Gather every line below where "form" appears.

Stored data entries:
****

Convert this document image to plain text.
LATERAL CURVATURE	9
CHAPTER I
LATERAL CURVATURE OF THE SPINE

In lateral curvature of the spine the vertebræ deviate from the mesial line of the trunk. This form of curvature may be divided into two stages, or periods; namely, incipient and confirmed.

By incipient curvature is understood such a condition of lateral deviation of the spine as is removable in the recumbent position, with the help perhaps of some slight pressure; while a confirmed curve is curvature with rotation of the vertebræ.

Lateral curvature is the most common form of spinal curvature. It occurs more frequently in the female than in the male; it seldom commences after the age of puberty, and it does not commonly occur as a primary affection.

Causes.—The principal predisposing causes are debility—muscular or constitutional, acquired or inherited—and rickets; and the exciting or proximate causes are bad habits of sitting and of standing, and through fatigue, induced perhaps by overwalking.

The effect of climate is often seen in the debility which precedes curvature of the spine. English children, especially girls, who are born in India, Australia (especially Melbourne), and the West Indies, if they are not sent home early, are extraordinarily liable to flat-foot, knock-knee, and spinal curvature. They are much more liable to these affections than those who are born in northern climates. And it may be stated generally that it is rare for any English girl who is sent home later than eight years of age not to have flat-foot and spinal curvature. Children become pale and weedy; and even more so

****

_In response_
In lateral curvature of the spine the vertebræ deviate from the mesial line of the trunk. This form of curvature may be divided into two stages, or periods; namely, incipient and confirmed.
Lateral curvature is the most common form of spinal curvature. It occurs more frequently in the female than in the male; it seldom commences after the age of puberty, and it does not commonly occur as a primary affection.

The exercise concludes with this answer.